* [Exercise aim] Go through the lines below. Copy those with "dátuma".

Data records
━━━━━━━━━━━━━━━━━━━━

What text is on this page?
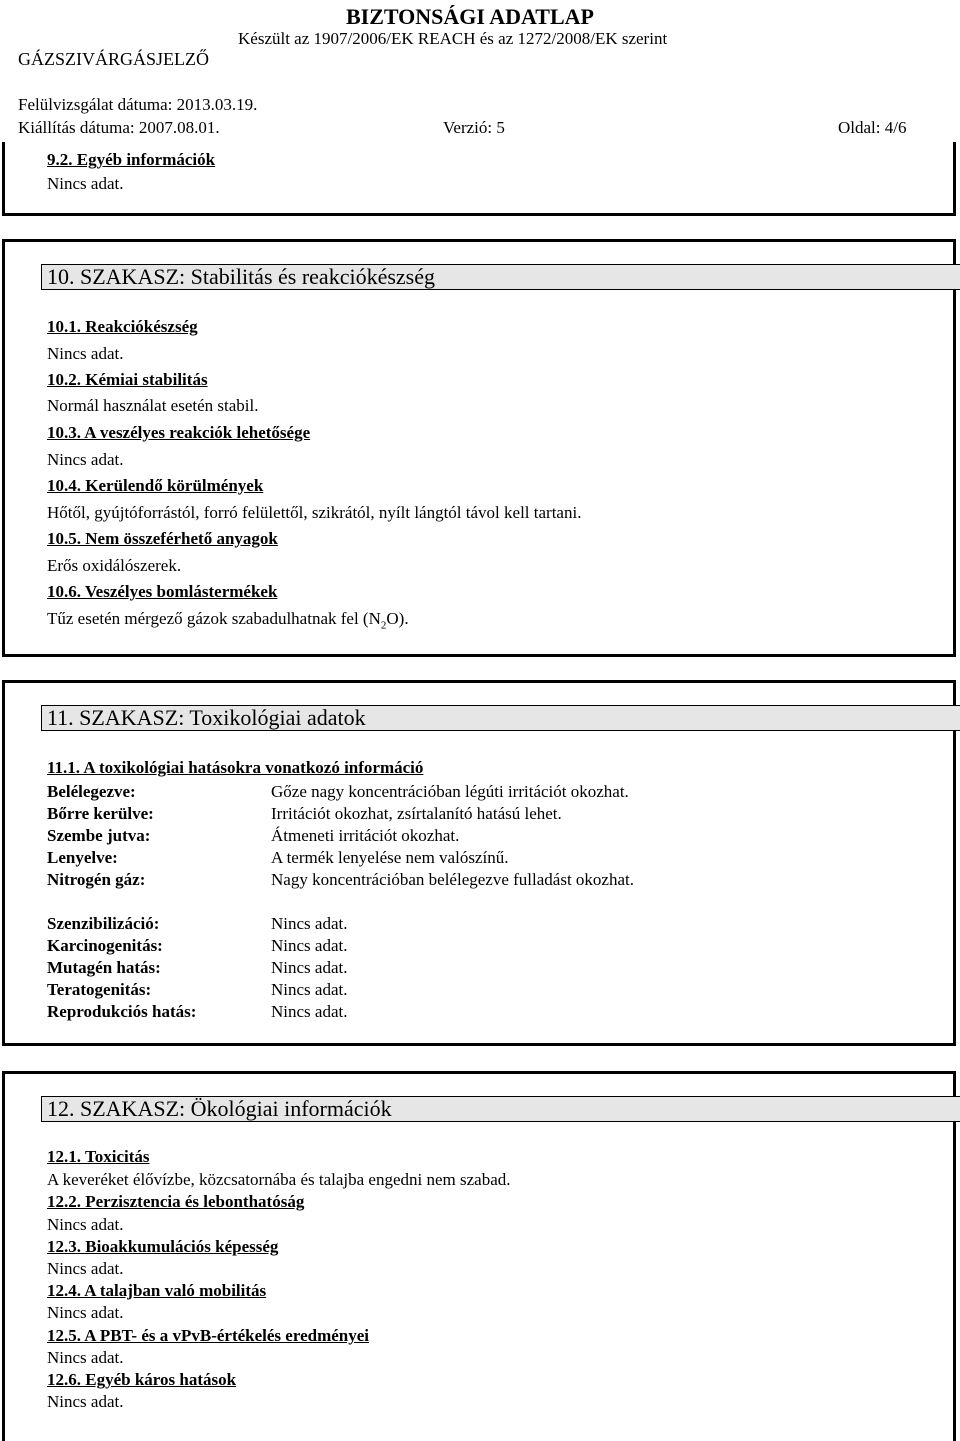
BIZTONSÁGI ADATLAP
Készült az 1907/2006/EK REACH és az 1272/2008/EK szerint
GÁZSZIVÁRGÁSJELZŐ
Felülvizsgálat dátuma: 2013.03.19.
Kiállítás dátuma: 2007.08.01.	Verzió: 5	Oldal: 4/6
9.2. Egyéb információk
Nincs adat.
10. SZAKASZ: Stabilitás és reakciókészség
10.1. Reakciókészség
Nincs adat.
10.2. Kémiai stabilitás
Normál használat esetén stabil.
10.3. A veszélyes reakciók lehetősége
Nincs adat.
10.4. Kerülendő körülmények
Hőtől, gyújtóforrástól, forró felülettől, szikrától, nyílt lángtól távol kell tartani.
10.5. Nem összeférhető anyagok
Erős oxidálószerek.
10.6. Veszélyes bomlástermékek
Tűz esetén mérgező gázok szabadulhatnak fel $(N_2O)$.
11. SZAKASZ: Toxikológiai adatok
11.1. A toxikológiai hatásokra vonatkozó információ
Belélegezve:	Gőze nagy koncentrációban légúti irritációt okozhat.
Bőrre kerülve:	Irritációt okozhat, zsírtalanító hatású lehet.
Szembe jutva:	Átmeneti irritációt okozhat.
Lenyelve:	A termék lenyelése nem valószínű.
Nitrogén gáz:	Nagy koncentrációban belélegezve fulladást okozhat.
Szenzibilizáció:	Nincs adat.
Karcinogenitás:	Nincs adat.
Mutagén hatás:	Nincs adat.
Teratogenitás:	Nincs adat.
Reprodukciós hatás:	Nincs adat.
12. SZAKASZ: Ökológiai információk
12.1. Toxicitás
A keveréket élővízbe, közcsatornába és talajba engedni nem szabad.
12.2. Perzisztencia és lebonthatóság
Nincs adat.
12.3. Bioakkumulációs képesség
Nincs adat.
12.4. A talajban való mobilitás
Nincs adat.
12.5. A PBT- és a vPvB-értékelés eredményei
Nincs adat.
12.6. Egyéb káros hatások
Nincs adat.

━━━━━━━━━━━━━━━━━━━━

* [Solution to this problem]
Felülvizsgálat dátuma: 2013.03.19.
Kiállítás dátuma: 2007.08.01.	Verzió: 5	Oldal: 4/6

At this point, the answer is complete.